:: Source document ::

Karl, I think we agree in the essence, it's a matter of terminology. My main point was that if it is not $\mathbb Q$-Cartier, then one has to be careful what the restriction means. –  Sándor Kovács Feb 15 '11 at 16:42
    
Ah, or perhaps you intended, $K_X + D$. It's not quite clear what the original questioner meant. –  Karl Schwede Feb 15 '11 at 16:55
    
Yes and yes. I need a personal error-catcher... –  Sándor Kovács Feb 15 '11 at 16:57
    
Great, thank you for the answer! I think the -2 in the displayed adjunction should read -3, but indeed a=1/2. –  Anonymous Feb 15 '11 at 17:21

Probably the easiest example is $X = \text{Spec} \; k[x^3, x^2y, xy^2, y^3]$. In this case, $K_X$ is not Cariter, but $3K_X$ is Cartier.

:::
:: Records for the task ::

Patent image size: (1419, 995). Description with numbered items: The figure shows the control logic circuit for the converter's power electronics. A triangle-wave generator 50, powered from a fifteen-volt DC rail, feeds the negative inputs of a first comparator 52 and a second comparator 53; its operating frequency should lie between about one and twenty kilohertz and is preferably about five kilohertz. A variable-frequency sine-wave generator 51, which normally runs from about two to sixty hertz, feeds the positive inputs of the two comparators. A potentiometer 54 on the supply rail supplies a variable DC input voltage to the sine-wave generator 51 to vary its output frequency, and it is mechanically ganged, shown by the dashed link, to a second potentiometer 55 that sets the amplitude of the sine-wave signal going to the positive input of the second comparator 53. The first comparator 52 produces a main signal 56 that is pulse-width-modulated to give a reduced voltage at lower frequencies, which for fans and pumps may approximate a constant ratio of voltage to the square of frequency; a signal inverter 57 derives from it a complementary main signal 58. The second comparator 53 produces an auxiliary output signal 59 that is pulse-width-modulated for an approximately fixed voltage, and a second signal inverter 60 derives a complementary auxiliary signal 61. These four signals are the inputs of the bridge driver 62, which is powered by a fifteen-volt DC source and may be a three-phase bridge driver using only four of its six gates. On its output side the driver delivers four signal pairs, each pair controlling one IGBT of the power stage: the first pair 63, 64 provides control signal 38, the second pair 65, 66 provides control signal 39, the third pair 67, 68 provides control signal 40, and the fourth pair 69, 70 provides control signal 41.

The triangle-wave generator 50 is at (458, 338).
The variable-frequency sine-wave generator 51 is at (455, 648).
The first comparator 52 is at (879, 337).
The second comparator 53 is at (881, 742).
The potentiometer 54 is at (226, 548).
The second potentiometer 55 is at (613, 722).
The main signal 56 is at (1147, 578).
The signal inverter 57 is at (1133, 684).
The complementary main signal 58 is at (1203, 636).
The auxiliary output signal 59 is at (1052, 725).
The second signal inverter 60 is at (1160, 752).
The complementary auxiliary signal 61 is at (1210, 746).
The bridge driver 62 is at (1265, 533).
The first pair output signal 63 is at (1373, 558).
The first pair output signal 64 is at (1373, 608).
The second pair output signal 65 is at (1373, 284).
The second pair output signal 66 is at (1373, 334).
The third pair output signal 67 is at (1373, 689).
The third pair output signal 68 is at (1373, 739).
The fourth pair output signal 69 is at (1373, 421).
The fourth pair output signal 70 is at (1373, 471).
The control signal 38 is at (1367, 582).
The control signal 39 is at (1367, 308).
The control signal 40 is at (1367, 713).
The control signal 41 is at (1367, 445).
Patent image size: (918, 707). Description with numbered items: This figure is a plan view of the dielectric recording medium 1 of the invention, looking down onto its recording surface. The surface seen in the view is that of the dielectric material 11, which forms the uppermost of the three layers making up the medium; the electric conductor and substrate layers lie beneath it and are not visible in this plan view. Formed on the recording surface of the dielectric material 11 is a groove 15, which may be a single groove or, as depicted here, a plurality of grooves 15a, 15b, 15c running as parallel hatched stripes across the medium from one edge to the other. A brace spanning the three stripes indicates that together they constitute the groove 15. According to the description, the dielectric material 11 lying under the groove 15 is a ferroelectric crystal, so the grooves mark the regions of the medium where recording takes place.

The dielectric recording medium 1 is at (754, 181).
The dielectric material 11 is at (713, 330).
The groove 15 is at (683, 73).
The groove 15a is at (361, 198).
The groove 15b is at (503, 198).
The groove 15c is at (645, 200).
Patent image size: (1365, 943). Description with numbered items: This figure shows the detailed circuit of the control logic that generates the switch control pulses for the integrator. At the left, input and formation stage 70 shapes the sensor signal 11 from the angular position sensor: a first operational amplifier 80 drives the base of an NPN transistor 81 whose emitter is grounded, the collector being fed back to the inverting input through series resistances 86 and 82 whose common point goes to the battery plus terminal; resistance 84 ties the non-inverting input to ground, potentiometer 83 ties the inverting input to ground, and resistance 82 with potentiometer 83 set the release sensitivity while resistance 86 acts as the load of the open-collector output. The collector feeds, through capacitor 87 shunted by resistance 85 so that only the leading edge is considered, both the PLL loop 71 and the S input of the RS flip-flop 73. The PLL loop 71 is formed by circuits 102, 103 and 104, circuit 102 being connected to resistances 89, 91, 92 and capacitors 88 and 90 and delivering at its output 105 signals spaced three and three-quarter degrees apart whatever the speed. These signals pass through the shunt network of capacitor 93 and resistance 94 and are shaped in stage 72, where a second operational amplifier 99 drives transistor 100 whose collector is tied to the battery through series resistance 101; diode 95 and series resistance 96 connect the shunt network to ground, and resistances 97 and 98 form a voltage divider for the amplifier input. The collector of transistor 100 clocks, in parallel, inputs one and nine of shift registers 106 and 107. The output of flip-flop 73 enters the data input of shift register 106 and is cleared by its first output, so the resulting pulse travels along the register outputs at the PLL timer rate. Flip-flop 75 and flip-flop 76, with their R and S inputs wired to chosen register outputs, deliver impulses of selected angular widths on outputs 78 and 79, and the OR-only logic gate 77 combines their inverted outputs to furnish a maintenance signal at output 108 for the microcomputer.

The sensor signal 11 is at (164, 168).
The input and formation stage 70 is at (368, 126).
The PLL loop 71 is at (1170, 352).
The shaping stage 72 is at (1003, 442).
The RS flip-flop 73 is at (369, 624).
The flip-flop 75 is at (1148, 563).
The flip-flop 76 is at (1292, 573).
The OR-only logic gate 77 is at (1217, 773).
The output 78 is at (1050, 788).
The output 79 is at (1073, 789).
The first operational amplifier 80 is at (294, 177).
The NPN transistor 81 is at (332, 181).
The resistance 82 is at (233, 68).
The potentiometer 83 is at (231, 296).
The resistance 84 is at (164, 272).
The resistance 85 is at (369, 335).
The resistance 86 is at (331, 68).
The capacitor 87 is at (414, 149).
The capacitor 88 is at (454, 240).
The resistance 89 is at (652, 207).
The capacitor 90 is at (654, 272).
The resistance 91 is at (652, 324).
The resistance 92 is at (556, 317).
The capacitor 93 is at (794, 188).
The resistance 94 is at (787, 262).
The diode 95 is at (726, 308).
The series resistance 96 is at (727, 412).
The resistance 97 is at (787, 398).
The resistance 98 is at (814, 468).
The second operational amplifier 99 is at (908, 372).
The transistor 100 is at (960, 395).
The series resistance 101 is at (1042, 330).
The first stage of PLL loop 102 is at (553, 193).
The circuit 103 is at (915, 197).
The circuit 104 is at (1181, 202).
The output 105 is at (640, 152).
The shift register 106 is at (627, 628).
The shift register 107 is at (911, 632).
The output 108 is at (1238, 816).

:::

## Stated problem 1:
Transcribe the passage of the forum thread that opens with the words "Ah, or perhaps" and closes with "but $3K_X$ is Cartier.".
## Stated problem 2:
In the entries, restate word for word only the section that starts with the line containing "Patent image size: (918, 707)." and ends with the line containing "The groove 15c is at (645, 200).".
The forum thread and the entries have no connection to each other.

## Correct response 1:
Ah, or perhaps you intended, $K_X + D$. It's not quite clear what the original questioner meant. –  Karl Schwede Feb 15 '11 at 16:55
    
Yes and yes. I need a personal error-catcher... –  Sándor Kovács Feb 15 '11 at 16:57
    
Great, thank you for the answer! I think the -2 in the displayed adjunction should read -3, but indeed a=1/2. –  Anonymous Feb 15 '11 at 17:21

Probably the easiest example is $X = \text{Spec} \; k[x^3, x^2y, xy^2, y^3]$. In this case, $K_X$ is not Cariter, but $3K_X$ is Cartier.

## Correct response 2:
Patent image size: (918, 707). Description with numbered items: This figure is a plan view of the dielectric recording medium 1 of the invention, looking down onto its recording surface. The surface seen in the view is that of the dielectric material 11, which forms the uppermost of the three layers making up the medium; the electric conductor and substrate layers lie beneath it and are not visible in this plan view. Formed on the recording surface of the dielectric material 11 is a groove 15, which may be a single groove or, as depicted here, a plurality of grooves 15a, 15b, 15c running as parallel hatched stripes across the medium from one edge to the other. A brace spanning the three stripes indicates that together they constitute the groove 15. According to the description, the dielectric material 11 lying under the groove 15 is a ferroelectric crystal, so the grooves mark the regions of the medium where recording takes place.

The dielectric recording medium 1 is at (754, 181).
The dielectric material 11 is at (713, 330).
The groove 15 is at (683, 73).
The groove 15a is at (361, 198).
The groove 15b is at (503, 198).
The groove 15c is at (645, 200).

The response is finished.